Collected data entries:
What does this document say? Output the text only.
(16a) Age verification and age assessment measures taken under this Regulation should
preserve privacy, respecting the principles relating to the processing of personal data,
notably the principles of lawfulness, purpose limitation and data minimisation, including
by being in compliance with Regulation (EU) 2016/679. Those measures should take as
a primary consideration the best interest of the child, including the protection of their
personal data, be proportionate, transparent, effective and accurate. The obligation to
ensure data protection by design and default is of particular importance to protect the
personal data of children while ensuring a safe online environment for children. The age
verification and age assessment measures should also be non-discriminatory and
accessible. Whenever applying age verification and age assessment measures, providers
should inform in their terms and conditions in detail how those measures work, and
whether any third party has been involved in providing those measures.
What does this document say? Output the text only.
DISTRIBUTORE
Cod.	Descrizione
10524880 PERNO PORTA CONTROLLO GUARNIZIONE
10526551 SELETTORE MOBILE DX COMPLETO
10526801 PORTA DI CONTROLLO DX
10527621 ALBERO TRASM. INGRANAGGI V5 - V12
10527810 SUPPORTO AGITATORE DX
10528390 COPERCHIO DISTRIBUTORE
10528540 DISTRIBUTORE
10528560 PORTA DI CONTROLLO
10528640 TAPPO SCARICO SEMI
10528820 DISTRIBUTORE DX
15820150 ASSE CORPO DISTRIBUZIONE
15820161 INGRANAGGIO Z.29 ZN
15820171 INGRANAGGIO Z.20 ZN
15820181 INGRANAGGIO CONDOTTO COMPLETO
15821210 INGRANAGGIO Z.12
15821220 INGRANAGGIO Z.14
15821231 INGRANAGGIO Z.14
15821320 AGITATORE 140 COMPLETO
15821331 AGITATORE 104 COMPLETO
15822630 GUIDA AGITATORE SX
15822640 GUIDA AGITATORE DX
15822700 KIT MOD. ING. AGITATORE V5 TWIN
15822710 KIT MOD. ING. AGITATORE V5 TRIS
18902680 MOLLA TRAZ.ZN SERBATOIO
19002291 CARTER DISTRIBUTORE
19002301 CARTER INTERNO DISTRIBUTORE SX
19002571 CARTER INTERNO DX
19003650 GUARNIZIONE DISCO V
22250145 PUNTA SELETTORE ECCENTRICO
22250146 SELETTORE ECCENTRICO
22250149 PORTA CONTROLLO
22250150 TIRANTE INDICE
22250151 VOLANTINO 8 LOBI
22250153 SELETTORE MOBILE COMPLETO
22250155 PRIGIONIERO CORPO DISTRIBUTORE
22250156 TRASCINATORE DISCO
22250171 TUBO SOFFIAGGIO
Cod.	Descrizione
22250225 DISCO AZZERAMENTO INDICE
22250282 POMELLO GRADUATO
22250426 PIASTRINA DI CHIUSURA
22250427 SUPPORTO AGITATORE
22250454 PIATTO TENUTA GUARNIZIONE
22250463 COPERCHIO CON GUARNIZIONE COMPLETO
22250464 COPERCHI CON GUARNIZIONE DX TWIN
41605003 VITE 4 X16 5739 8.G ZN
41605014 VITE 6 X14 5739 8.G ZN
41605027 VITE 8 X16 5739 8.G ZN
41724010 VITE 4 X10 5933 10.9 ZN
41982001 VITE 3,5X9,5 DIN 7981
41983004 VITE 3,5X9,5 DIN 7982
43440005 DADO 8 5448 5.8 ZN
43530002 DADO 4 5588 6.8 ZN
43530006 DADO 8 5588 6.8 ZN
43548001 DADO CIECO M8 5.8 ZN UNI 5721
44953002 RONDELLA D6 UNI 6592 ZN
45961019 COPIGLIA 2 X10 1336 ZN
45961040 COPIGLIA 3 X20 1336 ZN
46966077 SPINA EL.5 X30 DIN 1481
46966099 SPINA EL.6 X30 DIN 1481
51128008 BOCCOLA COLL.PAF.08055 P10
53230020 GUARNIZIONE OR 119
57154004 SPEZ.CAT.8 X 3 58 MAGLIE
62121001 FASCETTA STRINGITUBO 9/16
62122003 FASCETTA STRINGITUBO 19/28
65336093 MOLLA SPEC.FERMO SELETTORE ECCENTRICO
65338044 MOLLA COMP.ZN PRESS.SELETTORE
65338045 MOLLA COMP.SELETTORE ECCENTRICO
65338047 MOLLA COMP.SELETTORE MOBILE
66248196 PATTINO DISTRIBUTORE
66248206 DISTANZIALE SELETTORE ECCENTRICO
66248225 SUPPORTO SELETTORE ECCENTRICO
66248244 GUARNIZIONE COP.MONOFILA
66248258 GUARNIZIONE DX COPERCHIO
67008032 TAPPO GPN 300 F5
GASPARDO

--- Work required ---
Please set down all the data word for word.

--- Solution ---
What does this document say? Output the text only.
(16a) Age verification and age assessment measures taken under this Regulation should
preserve privacy, respecting the principles relating to the processing of personal data,
notably the principles of lawfulness, purpose limitation and data minimisation, including
by being in compliance with Regulation (EU) 2016/679. Those measures should take as
a primary consideration the best interest of the child, including the protection of their
personal data, be proportionate, transparent, effective and accurate. The obligation to
ensure data protection by design and default is of particular importance to protect the
personal data of children while ensuring a safe online environment for children. The age
verification and age assessment measures should also be non-discriminatory and
accessible. Whenever applying age verification and age assessment measures, providers
should inform in their terms and conditions in detail how those measures work, and
whether any third party has been involved in providing those measures.
What does this document say? Output the text only.
DISTRIBUTORE
Cod.	Descrizione
10524880 PERNO PORTA CONTROLLO GUARNIZIONE
10526551 SELETTORE MOBILE DX COMPLETO
10526801 PORTA DI CONTROLLO DX
10527621 ALBERO TRASM. INGRANAGGI V5 - V12
10527810 SUPPORTO AGITATORE DX
10528390 COPERCHIO DISTRIBUTORE
10528540 DISTRIBUTORE
10528560 PORTA DI CONTROLLO
10528640 TAPPO SCARICO SEMI
10528820 DISTRIBUTORE DX
15820150 ASSE CORPO DISTRIBUZIONE
15820161 INGRANAGGIO Z.29 ZN
15820171 INGRANAGGIO Z.20 ZN
15820181 INGRANAGGIO CONDOTTO COMPLETO
15821210 INGRANAGGIO Z.12
15821220 INGRANAGGIO Z.14
15821231 INGRANAGGIO Z.14
15821320 AGITATORE 140 COMPLETO
15821331 AGITATORE 104 COMPLETO
15822630 GUIDA AGITATORE SX
15822640 GUIDA AGITATORE DX
15822700 KIT MOD. ING. AGITATORE V5 TWIN
15822710 KIT MOD. ING. AGITATORE V5 TRIS
18902680 MOLLA TRAZ.ZN SERBATOIO
19002291 CARTER DISTRIBUTORE
19002301 CARTER INTERNO DISTRIBUTORE SX
19002571 CARTER INTERNO DX
19003650 GUARNIZIONE DISCO V
22250145 PUNTA SELETTORE ECCENTRICO
22250146 SELETTORE ECCENTRICO
22250149 PORTA CONTROLLO
22250150 TIRANTE INDICE
22250151 VOLANTINO 8 LOBI
22250153 SELETTORE MOBILE COMPLETO
22250155 PRIGIONIERO CORPO DISTRIBUTORE
22250156 TRASCINATORE DISCO
22250171 TUBO SOFFIAGGIO
Cod.	Descrizione
22250225 DISCO AZZERAMENTO INDICE
22250282 POMELLO GRADUATO
22250426 PIASTRINA DI CHIUSURA
22250427 SUPPORTO AGITATORE
22250454 PIATTO TENUTA GUARNIZIONE
22250463 COPERCHIO CON GUARNIZIONE COMPLETO
22250464 COPERCHI CON GUARNIZIONE DX TWIN
41605003 VITE 4 X16 5739 8.G ZN
41605014 VITE 6 X14 5739 8.G ZN
41605027 VITE 8 X16 5739 8.G ZN
41724010 VITE 4 X10 5933 10.9 ZN
41982001 VITE 3,5X9,5 DIN 7981
41983004 VITE 3,5X9,5 DIN 7982
43440005 DADO 8 5448 5.8 ZN
43530002 DADO 4 5588 6.8 ZN
43530006 DADO 8 5588 6.8 ZN
43548001 DADO CIECO M8 5.8 ZN UNI 5721
44953002 RONDELLA D6 UNI 6592 ZN
45961019 COPIGLIA 2 X10 1336 ZN
45961040 COPIGLIA 3 X20 1336 ZN
46966077 SPINA EL.5 X30 DIN 1481
46966099 SPINA EL.6 X30 DIN 1481
51128008 BOCCOLA COLL.PAF.08055 P10
53230020 GUARNIZIONE OR 119
57154004 SPEZ.CAT.8 X 3 58 MAGLIE
62121001 FASCETTA STRINGITUBO 9/16
62122003 FASCETTA STRINGITUBO 19/28
65336093 MOLLA SPEC.FERMO SELETTORE ECCENTRICO
65338044 MOLLA COMP.ZN PRESS.SELETTORE
65338045 MOLLA COMP.SELETTORE ECCENTRICO
65338047 MOLLA COMP.SELETTORE MOBILE
66248196 PATTINO DISTRIBUTORE
66248206 DISTANZIALE SELETTORE ECCENTRICO
66248225 SUPPORTO SELETTORE ECCENTRICO
66248244 GUARNIZIONE COP.MONOFILA
66248258 GUARNIZIONE DX COPERCHIO
67008032 TAPPO GPN 300 F5
GASPARDO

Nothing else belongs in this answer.